▶ _Supplied data_
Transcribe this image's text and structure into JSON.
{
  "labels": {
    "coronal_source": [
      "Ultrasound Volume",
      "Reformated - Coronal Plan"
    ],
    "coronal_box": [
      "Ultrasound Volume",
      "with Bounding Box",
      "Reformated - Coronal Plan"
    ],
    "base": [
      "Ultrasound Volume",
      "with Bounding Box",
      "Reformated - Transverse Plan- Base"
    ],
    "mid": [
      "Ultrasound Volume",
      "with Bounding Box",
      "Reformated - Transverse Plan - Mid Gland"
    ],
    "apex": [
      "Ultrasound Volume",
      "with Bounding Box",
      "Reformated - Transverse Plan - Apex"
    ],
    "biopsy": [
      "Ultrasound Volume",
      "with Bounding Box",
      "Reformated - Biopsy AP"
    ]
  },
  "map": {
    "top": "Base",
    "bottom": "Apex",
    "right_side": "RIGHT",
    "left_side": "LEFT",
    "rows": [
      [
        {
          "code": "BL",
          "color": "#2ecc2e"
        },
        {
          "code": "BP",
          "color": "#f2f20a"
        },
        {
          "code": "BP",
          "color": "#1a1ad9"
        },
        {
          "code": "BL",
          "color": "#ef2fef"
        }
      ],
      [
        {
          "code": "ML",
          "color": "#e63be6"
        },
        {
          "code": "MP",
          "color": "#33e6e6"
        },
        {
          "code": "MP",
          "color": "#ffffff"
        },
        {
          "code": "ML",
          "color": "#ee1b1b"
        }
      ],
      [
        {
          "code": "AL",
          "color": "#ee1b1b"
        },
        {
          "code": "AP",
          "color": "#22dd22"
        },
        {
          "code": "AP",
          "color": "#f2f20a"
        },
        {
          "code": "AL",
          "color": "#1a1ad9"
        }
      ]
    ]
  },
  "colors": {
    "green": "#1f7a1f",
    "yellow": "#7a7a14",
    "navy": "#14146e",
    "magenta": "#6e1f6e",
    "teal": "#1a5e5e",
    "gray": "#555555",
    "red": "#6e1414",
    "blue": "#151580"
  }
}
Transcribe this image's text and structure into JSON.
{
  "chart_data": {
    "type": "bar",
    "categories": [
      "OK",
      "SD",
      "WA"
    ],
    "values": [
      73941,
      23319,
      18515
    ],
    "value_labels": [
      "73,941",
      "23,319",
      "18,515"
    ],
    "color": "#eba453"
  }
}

▶ _Task directions_
Extract the full listing and reproduce each line exactly.

▶ _Task result_
Transcribe this image's text and structure into JSON.
{
  "labels": {
    "coronal_source": [
      "Ultrasound Volume",
      "Reformated - Coronal Plan"
    ],
    "coronal_box": [
      "Ultrasound Volume",
      "with Bounding Box",
      "Reformated - Coronal Plan"
    ],
    "base": [
      "Ultrasound Volume",
      "with Bounding Box",
      "Reformated - Transverse Plan- Base"
    ],
    "mid": [
      "Ultrasound Volume",
      "with Bounding Box",
      "Reformated - Transverse Plan - Mid Gland"
    ],
    "apex": [
      "Ultrasound Volume",
      "with Bounding Box",
      "Reformated - Transverse Plan - Apex"
    ],
    "biopsy": [
      "Ultrasound Volume",
      "with Bounding Box",
      "Reformated - Biopsy AP"
    ]
  },
  "map": {
    "top": "Base",
    "bottom": "Apex",
    "right_side": "RIGHT",
    "left_side": "LEFT",
    "rows": [
      [
        {
          "code": "BL",
          "color": "#2ecc2e"
        },
        {
          "code": "BP",
          "color": "#f2f20a"
        },
        {
          "code": "BP",
          "color": "#1a1ad9"
        },
        {
          "code": "BL",
          "color": "#ef2fef"
        }
      ],
      [
        {
          "code": "ML",
          "color": "#e63be6"
        },
        {
          "code": "MP",
          "color": "#33e6e6"
        },
        {
          "code": "MP",
          "color": "#ffffff"
        },
        {
          "code": "ML",
          "color": "#ee1b1b"
        }
      ],
      [
        {
          "code": "AL",
          "color": "#ee1b1b"
        },
        {
          "code": "AP",
          "color": "#22dd22"
        },
        {
          "code": "AP",
          "color": "#f2f20a"
        },
        {
          "code": "AL",
          "color": "#1a1ad9"
        }
      ]
    ]
  },
  "colors": {
    "green": "#1f7a1f",
    "yellow": "#7a7a14",
    "navy": "#14146e",
    "magenta": "#6e1f6e",
    "teal": "#1a5e5e",
    "gray": "#555555",
    "red": "#6e1414",
    "blue": "#151580"
  }
}
Transcribe this image's text and structure into JSON.
{
  "chart_data": {
    "type": "bar",
    "categories": [
      "OK",
      "SD",
      "WA"
    ],
    "values": [
      73941,
      23319,
      18515
    ],
    "value_labels": [
      "73,941",
      "23,319",
      "18,515"
    ],
    "color": "#eba453"
  }
}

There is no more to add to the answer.